* **BRIEF**
The answer must be every line of the records below that contains the word "Fragment".

(Dataset rows of page text)

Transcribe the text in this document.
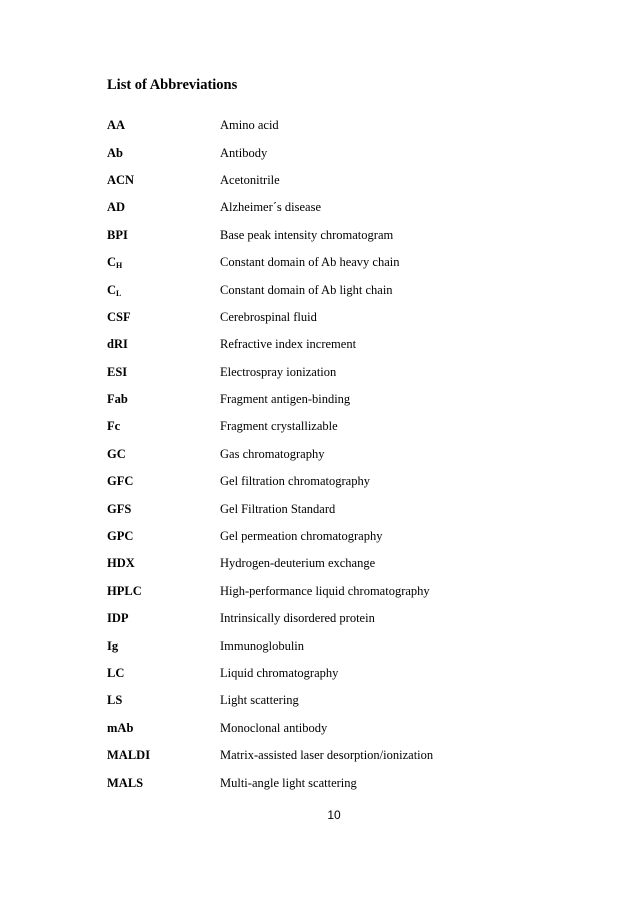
List of Abbreviations
AA	Amino acid
Ab	Antibody
ACN	Acetonitrile
AD	Alzheimer´s disease
BPI	Base peak intensity chromatogram
$C_H$	Constant domain of Ab heavy chain
$C_L$	Constant domain of Ab light chain
CSF	Cerebrospinal fluid
dRI	Refractive index increment
ESI	Electrospray ionization
Fab	Fragment antigen-binding
Fc	Fragment crystallizable
GC	Gas chromatography
GFC	Gel filtration chromatography
GFS	Gel Filtration Standard
GPC	Gel permeation chromatography
HDX	Hydrogen-deuterium exchange
HPLC	High-performance liquid chromatography
IDP	Intrinsically disordered protein
Ig	Immunoglobulin
LC	Liquid chromatography
LS	Light scattering
mAb	Monoclonal antibody
MALDI	Matrix-assisted laser desorption/ionization
MALS	Multi-angle light scattering
10
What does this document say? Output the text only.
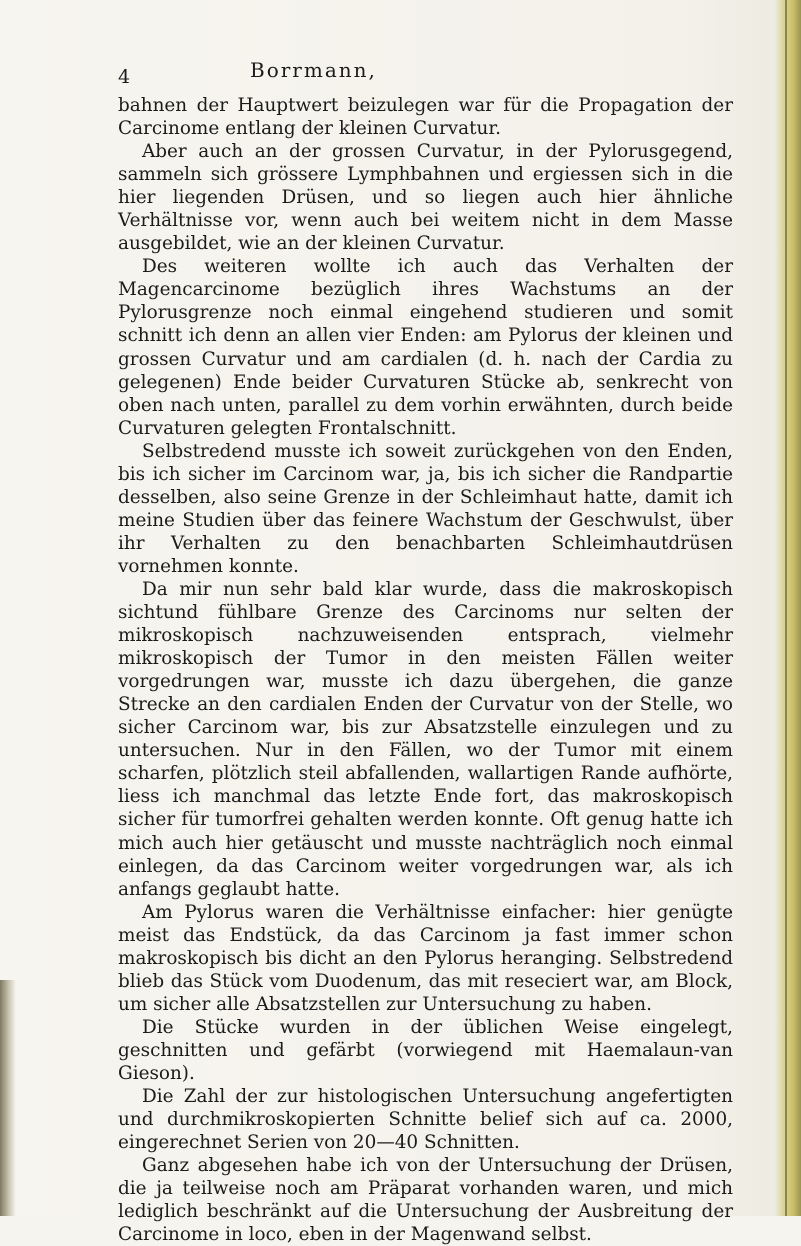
4	Borrmann,

bahnen der Hauptwert beizulegen war für die Propagation der Carcinome entlang der kleinen Curvatur.

Aber auch an der grossen Curvatur, in der Pylorusgegend, sammeln sich grössere Lymphbahnen und ergiessen sich in die hier liegenden Drüsen, und so liegen auch hier ähnliche Verhältnisse vor, wenn auch bei weitem nicht in dem Masse ausgebildet, wie an der kleinen Curvatur.

Des weiteren wollte ich auch das Verhalten der Magencarcinome bezüglich ihres Wachstums an der Pylorusgrenze noch einmal eingehend studieren und somit schnitt ich denn an allen vier Enden: am Pylorus der kleinen und grossen Curvatur und am cardialen (d. h. nach der Cardia zu gelegenen) Ende beider Curvaturen Stücke ab, senkrecht von oben nach unten, parallel zu dem vorhin erwähnten, durch beide Curvaturen gelegten Frontalschnitt.

Selbstredend musste ich soweit zurückgehen von den Enden, bis ich sicher im Carcinom war, ja, bis ich sicher die Randpartie desselben, also seine Grenze in der Schleimhaut hatte, damit ich meine Studien über das feinere Wachstum der Geschwulst, über ihr Verhalten zu den benachbarten Schleimhautdrüsen vornehmen konnte.

Da mir nun sehr bald klar wurde, dass die makroskopisch sichtund fühlbare Grenze des Carcinoms nur selten der mikroskopisch nachzuweisenden entsprach, vielmehr mikroskopisch der Tumor in den meisten Fällen weiter vorgedrungen war, musste ich dazu übergehen, die ganze Strecke an den cardialen Enden der Curvatur von der Stelle, wo sicher Carcinom war, bis zur Absatzstelle einzulegen und zu untersuchen. Nur in den Fällen, wo der Tumor mit einem scharfen, plötzlich steil abfallenden, wallartigen Rande aufhörte, liess ich manchmal das letzte Ende fort, das makroskopisch sicher für tumorfrei gehalten werden konnte. Oft genug hatte ich mich auch hier getäuscht und musste nachträglich noch einmal einlegen, da das Carcinom weiter vorgedrungen war, als ich anfangs geglaubt hatte.

Am Pylorus waren die Verhältnisse einfacher: hier genügte meist das Endstück, da das Carcinom ja fast immer schon makroskopisch bis dicht an den Pylorus heranging. Selbstredend blieb das Stück vom Duodenum, das mit reseciert war, am Block, um sicher alle Absatzstellen zur Untersuchung zu haben.

Die Stücke wurden in der üblichen Weise eingelegt, geschnitten und gefärbt (vorwiegend mit Haemalaun-van Gieson).

Die Zahl der zur histologischen Untersuchung angefertigten und durchmikroskopierten Schnitte belief sich auf ca. 2000, eingerechnet Serien von 20—40 Schnitten.

Ganz abgesehen habe ich von der Untersuchung der Drüsen, die ja teilweise noch am Präparat vorhanden waren, und mich lediglich beschränkt auf die Untersuchung der Ausbreitung der Carcinome in loco, eben in der Magenwand selbst.
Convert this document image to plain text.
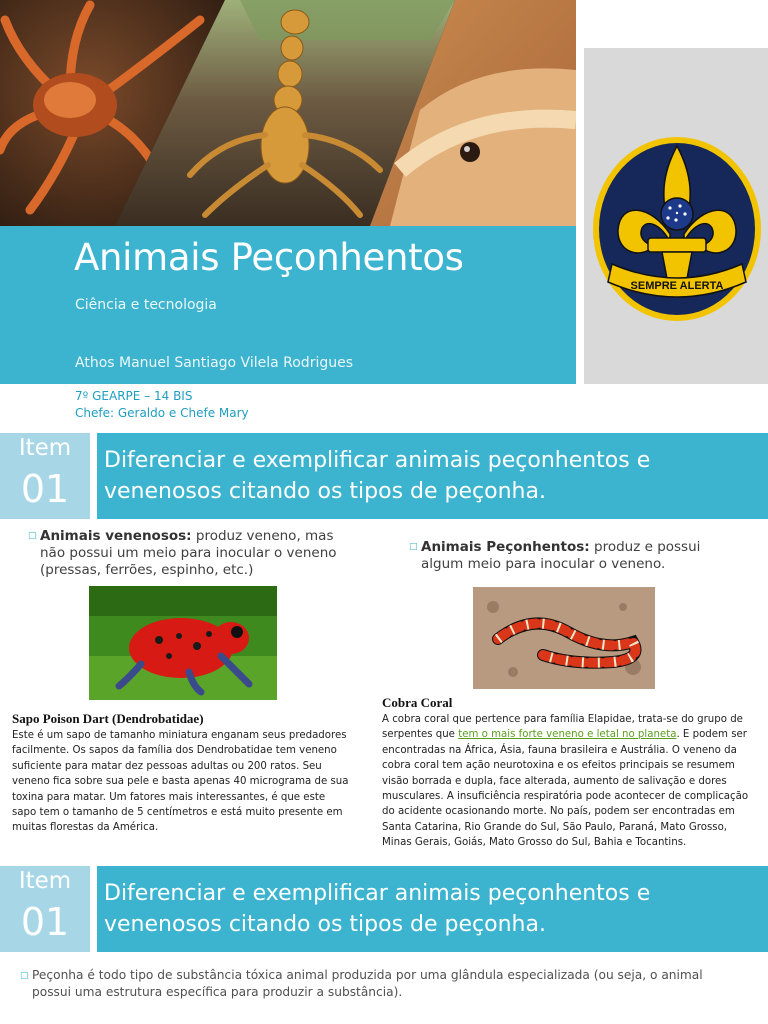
Animais Peçonhentos
Ciência e tecnologia
Athos Manuel Santiago Vilela Rodrigues
7º GEARPE – 14 BIS
Chefe: Geraldo e Chefe Mary
SEMPRE ALERTA
Item
01
Diferenciar e exemplificar animais peçonhentos e
venenosos citando os tipos de peçonha.
□ Animais venenosos: produz veneno, mas
não possui um meio para inocular o veneno
(pressas, ferrões, espinho, etc.)
□ Animais Peçonhentos: produz e possui
algum meio para inocular o veneno.
Sapo Poison Dart (Dendrobatidae)
Este é um sapo de tamanho miniatura enganam seus predadores
facilmente. Os sapos da família dos Dendrobatidae tem veneno
suficiente para matar dez pessoas adultas ou 200 ratos. Seu
veneno fica sobre sua pele e basta apenas 40 micrograma de sua
toxina para matar. Um fatores mais interessantes, é que este
sapo tem o tamanho de 5 centímetros e está muito presente em
muitas florestas da América.
Cobra Coral
A cobra coral que pertence para família Elapidae, trata-se do grupo de
serpentes que tem o mais forte veneno e letal no planeta. E podem ser
encontradas na África, Ásia, fauna brasileira e Austrália. O veneno da
cobra coral tem ação neurotoxina e os efeitos principais se resumem
visão borrada e dupla, face alterada, aumento de salivação e dores
musculares. A insuficiência respiratória pode acontecer de complicação
do acidente ocasionando morte. No país, podem ser encontradas em
Santa Catarina, Rio Grande do Sul, São Paulo, Paraná, Mato Grosso,
Minas Gerais, Goiás, Mato Grosso do Sul, Bahia e Tocantins.
Item
01
Diferenciar e exemplificar animais peçonhentos e
venenosos citando os tipos de peçonha.
□ Peçonha é todo tipo de substância tóxica animal produzida por uma glândula especializada (ou seja, o animal
possui uma estrutura específica para produzir a substância).
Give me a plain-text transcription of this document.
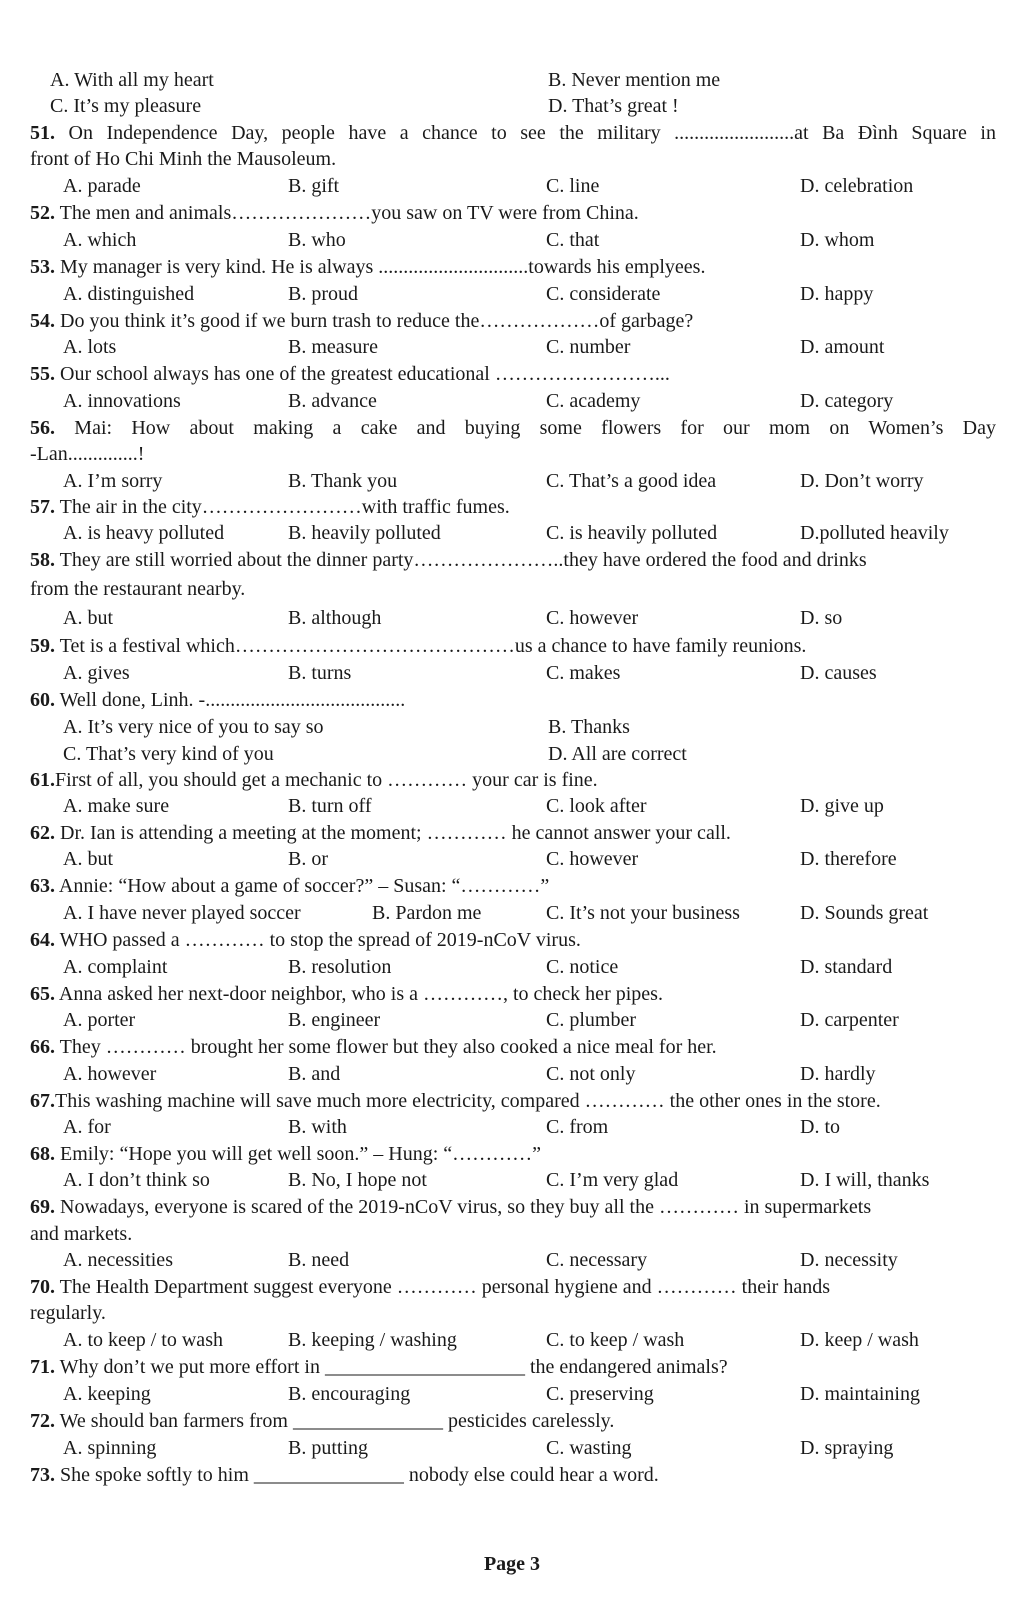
A. With all my heart	B. Never mention me
C. It’s my pleasure	D. That’s great !
51. On Independence Day, people have a chance to see the military ........................at Ba Đình Square in
front of Ho Chi Minh the Mausoleum.
A. parade	B. gift	C. line	D. celebration
52. The men and animals…………………you saw on TV were from China.
A. which	B. who	C. that	D. whom
53. My manager is very kind. He is always ..............................towards his emplyees.
A. distinguished	B. proud	C. considerate	D. happy
54. Do you think it’s good if we burn trash to reduce the………………of garbage?
A. lots	B. measure	C. number	D. amount
55. Our school always has one of the greatest educational ……………………...
A. innovations	B. advance	C. academy	D. category
56. Mai: How about making a cake and buying some flowers for our mom on Women’s Day
-Lan..............!
A. I’m sorry	B. Thank you	C. That’s a good idea	D. Don’t worry
57. The air in the city……………………with traffic fumes.
A. is heavy polluted	B. heavily polluted	C. is heavily polluted	D.polluted heavily
58. They are still worried about the dinner party…………………..they have ordered the food and drinks
from the restaurant nearby.
A. but	B. although	C. however	D. so
59. Tet is a festival which……………………………………us a chance to have family reunions.
A. gives	B. turns	C. makes	D. causes
60. Well done, Linh. -........................................
A. It’s very nice of you to say so	B. Thanks
C. That’s very kind of you	D. All are correct
61.First of all, you should get a mechanic to ………… your car is fine.
A. make sure	B. turn off	C. look after	D. give up
62. Dr. Ian is attending a meeting at the moment; ………… he cannot answer your call.
A. but	B. or	C. however	D. therefore
63. Annie: “How about a game of soccer?” – Susan: “…………”
A. I have never played soccer	B. Pardon me	C. It’s not your business	D. Sounds great
64. WHO passed a ………… to stop the spread of 2019-nCoV virus.
A. complaint	B. resolution	C. notice	D. standard
65. Anna asked her next-door neighbor, who is a …………, to check her pipes.
A. porter	B. engineer	C. plumber	D. carpenter
66. They ………… brought her some flower but they also cooked a nice meal for her.
A. however	B. and	C. not only	D. hardly
67.This washing machine will save much more electricity, compared ………… the other ones in the store.
A. for	B. with	C. from	D. to
68. Emily: “Hope you will get well soon.” – Hung: “…………”
A. I don’t think so	B. No, I hope not	C. I’m very glad	D. I will, thanks
69. Nowadays, everyone is scared of the 2019-nCoV virus, so they buy all the ………… in supermarkets
and markets.
A. necessities	B. need	C. necessary	D. necessity
70. The Health Department suggest everyone ………… personal hygiene and ………… their hands
regularly.
A. to keep / to wash	B. keeping / washing	C. to keep / wash	D. keep / wash
71. Why don’t we put more effort in ____________________ the endangered animals?
A. keeping	B. encouraging	C. preserving	D. maintaining
72. We should ban farmers from _______________ pesticides carelessly.
A. spinning	B. putting	C. wasting	D. spraying
73. She spoke softly to him _______________ nobody else could hear a word.
Page 3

* **YOUR SOLUTION**
Fab	Fragment antigen-binding
Fc	Fragment crystallizable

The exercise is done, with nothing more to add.